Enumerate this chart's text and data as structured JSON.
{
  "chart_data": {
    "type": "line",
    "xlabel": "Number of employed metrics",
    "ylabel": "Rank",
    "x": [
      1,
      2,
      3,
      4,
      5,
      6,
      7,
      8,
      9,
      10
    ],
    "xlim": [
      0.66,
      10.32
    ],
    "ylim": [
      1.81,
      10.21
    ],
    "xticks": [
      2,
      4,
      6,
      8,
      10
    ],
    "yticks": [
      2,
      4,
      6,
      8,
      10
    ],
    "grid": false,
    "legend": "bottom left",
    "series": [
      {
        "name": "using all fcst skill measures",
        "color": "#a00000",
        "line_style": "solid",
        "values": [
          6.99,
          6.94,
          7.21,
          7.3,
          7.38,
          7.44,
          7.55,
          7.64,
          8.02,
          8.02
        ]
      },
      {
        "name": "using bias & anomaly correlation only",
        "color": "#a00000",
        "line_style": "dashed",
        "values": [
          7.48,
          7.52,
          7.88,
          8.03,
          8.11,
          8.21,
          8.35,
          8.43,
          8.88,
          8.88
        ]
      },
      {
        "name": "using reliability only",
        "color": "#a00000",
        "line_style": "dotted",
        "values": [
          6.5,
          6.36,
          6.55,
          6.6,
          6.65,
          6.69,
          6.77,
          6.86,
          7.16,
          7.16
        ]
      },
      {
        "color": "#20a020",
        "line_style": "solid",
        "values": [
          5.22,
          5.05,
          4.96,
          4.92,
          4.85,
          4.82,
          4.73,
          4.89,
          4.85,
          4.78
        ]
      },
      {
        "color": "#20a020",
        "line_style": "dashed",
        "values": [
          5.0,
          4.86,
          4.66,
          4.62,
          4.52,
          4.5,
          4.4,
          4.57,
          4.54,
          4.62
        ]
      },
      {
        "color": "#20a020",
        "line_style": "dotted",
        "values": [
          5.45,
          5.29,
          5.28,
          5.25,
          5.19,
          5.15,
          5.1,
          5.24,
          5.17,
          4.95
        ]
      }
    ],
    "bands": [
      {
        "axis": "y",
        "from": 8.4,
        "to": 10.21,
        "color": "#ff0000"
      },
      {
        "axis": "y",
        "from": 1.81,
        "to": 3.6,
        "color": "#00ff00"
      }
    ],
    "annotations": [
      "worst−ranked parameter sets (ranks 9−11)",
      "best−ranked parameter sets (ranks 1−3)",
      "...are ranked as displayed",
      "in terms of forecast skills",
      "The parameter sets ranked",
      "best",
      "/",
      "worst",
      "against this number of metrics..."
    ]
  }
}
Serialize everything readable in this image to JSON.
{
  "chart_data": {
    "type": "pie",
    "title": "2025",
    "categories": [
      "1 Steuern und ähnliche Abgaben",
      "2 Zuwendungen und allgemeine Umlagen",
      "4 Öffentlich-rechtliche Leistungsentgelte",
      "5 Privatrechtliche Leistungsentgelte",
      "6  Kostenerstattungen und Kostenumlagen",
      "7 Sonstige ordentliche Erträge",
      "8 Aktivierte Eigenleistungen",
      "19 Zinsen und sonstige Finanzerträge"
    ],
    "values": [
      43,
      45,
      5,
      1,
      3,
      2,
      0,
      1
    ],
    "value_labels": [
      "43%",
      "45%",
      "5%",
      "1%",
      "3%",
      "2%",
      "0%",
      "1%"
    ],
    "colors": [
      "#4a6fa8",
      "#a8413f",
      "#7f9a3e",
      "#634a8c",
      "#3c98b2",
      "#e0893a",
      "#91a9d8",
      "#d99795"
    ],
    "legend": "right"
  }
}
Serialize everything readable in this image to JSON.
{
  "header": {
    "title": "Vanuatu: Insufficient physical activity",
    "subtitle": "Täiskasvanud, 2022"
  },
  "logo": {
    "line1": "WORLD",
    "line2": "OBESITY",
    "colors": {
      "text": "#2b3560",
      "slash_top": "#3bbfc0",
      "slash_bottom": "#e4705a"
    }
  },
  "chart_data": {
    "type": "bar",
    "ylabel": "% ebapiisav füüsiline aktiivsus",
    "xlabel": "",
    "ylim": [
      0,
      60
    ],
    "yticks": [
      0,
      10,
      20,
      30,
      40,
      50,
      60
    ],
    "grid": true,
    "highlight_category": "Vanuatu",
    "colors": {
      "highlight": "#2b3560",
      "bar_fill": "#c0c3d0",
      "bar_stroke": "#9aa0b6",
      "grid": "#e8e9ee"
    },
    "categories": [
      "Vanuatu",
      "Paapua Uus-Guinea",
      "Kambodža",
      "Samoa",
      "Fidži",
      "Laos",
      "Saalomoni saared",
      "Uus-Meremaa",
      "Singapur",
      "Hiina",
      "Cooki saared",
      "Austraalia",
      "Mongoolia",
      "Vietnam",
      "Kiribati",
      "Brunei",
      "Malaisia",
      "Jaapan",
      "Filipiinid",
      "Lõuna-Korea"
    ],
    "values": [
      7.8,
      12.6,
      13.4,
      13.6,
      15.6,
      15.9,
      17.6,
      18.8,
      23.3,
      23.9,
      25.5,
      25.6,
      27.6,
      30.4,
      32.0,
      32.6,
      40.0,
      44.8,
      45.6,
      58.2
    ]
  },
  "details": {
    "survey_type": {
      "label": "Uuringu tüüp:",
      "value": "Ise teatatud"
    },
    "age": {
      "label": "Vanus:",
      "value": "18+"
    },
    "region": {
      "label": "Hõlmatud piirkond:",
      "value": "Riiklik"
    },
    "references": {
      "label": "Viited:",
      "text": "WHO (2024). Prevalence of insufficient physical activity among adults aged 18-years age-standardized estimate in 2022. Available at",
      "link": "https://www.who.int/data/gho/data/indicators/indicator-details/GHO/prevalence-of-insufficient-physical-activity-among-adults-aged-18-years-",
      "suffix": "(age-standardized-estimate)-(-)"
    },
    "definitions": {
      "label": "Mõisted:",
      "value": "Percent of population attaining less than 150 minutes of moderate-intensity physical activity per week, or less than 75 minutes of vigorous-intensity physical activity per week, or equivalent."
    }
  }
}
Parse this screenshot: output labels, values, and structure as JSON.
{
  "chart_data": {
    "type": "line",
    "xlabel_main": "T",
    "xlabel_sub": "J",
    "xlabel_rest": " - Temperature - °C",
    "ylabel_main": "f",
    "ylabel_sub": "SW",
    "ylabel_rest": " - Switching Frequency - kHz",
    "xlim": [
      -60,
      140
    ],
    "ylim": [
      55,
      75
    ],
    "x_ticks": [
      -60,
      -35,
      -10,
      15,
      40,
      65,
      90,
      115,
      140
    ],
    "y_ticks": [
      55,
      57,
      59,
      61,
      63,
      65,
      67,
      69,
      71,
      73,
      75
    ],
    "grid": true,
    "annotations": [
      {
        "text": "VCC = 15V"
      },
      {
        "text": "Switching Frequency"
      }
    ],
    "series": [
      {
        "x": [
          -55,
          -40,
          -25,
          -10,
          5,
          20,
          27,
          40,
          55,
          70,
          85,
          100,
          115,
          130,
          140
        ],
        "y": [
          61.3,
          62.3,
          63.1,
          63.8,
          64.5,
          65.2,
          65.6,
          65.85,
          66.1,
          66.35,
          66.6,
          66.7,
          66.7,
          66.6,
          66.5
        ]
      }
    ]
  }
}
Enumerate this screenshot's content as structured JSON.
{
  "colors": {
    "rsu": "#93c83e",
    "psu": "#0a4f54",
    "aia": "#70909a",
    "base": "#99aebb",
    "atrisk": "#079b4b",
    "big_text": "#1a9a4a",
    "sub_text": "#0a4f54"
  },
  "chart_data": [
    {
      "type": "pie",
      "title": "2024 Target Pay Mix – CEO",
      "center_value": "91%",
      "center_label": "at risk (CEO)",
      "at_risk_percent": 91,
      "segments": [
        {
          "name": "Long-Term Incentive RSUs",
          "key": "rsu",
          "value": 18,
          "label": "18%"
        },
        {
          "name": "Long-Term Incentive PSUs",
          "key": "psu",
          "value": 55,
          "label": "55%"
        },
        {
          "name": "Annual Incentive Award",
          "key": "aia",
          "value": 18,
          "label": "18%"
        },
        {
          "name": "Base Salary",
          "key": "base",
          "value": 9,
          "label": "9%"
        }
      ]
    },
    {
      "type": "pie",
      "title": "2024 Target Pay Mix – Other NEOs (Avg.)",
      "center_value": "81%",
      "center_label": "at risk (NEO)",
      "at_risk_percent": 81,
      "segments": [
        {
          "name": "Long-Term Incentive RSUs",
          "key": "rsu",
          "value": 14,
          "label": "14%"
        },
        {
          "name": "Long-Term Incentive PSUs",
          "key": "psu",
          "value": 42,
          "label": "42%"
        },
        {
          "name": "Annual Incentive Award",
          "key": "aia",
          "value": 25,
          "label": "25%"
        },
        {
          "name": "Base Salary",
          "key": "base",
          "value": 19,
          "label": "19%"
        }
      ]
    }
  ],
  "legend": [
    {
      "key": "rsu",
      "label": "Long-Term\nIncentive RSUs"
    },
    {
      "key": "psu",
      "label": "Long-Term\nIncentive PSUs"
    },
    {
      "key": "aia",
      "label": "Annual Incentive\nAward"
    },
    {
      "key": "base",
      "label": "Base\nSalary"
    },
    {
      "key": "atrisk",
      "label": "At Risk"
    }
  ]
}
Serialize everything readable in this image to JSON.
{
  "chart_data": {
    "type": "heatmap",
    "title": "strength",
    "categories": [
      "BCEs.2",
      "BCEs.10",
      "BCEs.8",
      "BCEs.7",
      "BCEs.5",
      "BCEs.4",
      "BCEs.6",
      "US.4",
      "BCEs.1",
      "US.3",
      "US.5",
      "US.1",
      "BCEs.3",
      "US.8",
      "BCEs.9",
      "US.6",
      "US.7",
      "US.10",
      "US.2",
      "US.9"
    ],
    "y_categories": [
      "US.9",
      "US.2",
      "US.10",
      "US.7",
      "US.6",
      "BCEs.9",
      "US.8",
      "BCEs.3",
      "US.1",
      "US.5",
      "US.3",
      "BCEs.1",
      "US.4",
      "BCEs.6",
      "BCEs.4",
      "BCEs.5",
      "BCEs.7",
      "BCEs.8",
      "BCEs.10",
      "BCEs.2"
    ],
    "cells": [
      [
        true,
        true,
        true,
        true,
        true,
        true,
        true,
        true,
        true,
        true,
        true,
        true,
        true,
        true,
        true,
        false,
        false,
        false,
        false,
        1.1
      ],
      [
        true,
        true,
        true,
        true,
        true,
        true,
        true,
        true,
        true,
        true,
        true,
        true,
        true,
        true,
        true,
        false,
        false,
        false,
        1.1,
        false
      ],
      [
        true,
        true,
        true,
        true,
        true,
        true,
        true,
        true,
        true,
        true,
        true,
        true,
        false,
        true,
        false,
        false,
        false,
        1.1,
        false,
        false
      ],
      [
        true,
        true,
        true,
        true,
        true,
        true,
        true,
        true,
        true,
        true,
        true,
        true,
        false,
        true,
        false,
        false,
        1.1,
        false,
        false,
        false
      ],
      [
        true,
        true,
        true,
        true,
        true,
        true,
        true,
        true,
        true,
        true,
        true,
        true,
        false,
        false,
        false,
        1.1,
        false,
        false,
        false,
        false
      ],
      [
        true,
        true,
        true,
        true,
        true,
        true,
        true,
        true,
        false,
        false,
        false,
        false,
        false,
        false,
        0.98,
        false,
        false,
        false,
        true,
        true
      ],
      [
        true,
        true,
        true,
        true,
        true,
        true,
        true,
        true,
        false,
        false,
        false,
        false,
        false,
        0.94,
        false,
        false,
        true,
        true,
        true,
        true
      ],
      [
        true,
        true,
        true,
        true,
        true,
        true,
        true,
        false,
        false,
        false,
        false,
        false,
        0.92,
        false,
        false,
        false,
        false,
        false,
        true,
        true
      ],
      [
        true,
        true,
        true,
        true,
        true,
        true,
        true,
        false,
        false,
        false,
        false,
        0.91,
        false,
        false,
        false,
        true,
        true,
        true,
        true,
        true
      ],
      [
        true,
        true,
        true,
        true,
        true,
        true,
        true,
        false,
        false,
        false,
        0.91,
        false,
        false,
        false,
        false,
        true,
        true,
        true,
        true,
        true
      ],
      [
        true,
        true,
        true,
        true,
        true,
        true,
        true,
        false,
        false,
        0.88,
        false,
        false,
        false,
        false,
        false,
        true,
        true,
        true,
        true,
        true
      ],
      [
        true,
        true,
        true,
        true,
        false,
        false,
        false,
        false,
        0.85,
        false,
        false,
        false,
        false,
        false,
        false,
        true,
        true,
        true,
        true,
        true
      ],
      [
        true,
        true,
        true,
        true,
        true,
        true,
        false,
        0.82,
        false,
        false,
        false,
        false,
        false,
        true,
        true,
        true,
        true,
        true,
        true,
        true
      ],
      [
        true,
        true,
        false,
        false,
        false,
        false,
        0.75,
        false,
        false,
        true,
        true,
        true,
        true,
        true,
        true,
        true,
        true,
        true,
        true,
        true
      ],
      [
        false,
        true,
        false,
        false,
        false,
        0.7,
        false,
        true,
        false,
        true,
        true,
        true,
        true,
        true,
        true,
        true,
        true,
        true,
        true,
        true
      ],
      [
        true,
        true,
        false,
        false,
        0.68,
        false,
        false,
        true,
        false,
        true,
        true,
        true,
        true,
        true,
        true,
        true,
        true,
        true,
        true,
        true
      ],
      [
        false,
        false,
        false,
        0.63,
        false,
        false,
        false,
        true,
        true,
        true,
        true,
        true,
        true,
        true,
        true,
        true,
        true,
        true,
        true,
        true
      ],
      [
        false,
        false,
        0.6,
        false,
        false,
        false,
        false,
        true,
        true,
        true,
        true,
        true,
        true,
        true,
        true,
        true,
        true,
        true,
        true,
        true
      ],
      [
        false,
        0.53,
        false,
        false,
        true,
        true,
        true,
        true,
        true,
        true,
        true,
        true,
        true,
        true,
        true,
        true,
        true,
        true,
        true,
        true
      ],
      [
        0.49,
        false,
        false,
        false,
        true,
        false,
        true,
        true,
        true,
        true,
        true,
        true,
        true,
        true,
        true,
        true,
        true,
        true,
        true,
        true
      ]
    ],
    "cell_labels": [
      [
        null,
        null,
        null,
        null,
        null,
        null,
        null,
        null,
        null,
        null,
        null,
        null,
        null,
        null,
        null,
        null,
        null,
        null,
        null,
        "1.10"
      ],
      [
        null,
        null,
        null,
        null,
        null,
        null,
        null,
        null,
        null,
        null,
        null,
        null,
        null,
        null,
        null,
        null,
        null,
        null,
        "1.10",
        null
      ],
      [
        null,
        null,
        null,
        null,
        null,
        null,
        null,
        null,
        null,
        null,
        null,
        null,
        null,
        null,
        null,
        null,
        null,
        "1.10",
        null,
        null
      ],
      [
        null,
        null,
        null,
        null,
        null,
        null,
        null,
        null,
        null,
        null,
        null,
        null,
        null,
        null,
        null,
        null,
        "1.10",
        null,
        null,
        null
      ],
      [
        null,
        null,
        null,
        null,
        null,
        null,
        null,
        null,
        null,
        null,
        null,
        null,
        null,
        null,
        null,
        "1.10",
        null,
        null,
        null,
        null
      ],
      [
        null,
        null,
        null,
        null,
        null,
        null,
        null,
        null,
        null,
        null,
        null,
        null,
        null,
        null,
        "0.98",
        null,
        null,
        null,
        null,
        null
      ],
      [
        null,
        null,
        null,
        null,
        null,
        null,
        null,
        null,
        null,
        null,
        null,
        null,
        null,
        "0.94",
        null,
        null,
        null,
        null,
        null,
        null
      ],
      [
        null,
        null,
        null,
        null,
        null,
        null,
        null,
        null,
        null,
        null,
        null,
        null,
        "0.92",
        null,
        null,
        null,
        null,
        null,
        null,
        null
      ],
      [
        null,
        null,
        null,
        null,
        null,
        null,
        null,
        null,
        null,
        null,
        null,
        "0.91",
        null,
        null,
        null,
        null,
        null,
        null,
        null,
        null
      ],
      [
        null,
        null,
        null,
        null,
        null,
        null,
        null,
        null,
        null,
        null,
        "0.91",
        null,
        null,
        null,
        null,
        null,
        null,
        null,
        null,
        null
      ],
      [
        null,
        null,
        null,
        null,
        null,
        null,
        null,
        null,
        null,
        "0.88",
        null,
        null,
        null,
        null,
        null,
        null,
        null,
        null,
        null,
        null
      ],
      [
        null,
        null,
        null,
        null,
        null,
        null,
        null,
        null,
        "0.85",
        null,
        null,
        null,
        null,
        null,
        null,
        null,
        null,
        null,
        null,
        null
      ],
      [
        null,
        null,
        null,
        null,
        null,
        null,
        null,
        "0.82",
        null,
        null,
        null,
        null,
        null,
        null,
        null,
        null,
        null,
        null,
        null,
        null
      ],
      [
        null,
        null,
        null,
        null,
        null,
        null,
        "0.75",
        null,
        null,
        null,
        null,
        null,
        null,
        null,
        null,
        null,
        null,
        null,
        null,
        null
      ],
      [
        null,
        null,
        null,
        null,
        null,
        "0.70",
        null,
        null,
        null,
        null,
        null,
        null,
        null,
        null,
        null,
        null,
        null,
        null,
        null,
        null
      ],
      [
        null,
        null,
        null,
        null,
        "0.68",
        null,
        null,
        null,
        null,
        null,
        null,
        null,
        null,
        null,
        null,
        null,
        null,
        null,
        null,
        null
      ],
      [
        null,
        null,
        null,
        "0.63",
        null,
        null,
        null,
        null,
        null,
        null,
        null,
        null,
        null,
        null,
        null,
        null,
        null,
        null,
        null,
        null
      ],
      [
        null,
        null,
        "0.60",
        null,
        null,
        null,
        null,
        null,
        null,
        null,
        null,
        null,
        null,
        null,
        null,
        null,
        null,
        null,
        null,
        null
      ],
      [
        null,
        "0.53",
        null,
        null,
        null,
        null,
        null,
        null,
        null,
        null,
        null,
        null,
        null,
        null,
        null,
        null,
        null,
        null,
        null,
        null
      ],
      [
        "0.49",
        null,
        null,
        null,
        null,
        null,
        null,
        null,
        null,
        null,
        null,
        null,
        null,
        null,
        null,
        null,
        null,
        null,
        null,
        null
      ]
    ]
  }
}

:::

* [TASK OBJECTIVE]: All lines holding the word "aged" should be picked out and copied.

* [SOLUTION TO THIS EXERCISE]:
      "text": "WHO (2024). Prevalence of insufficient physical activity among adults aged 18-years age-standardized estimate in 2022. Available at",
      "link": "https://www.who.int/data/gho/data/indicators/indicator-details/GHO/prevalence-of-insufficient-physical-activity-among-adults-aged-18-years-",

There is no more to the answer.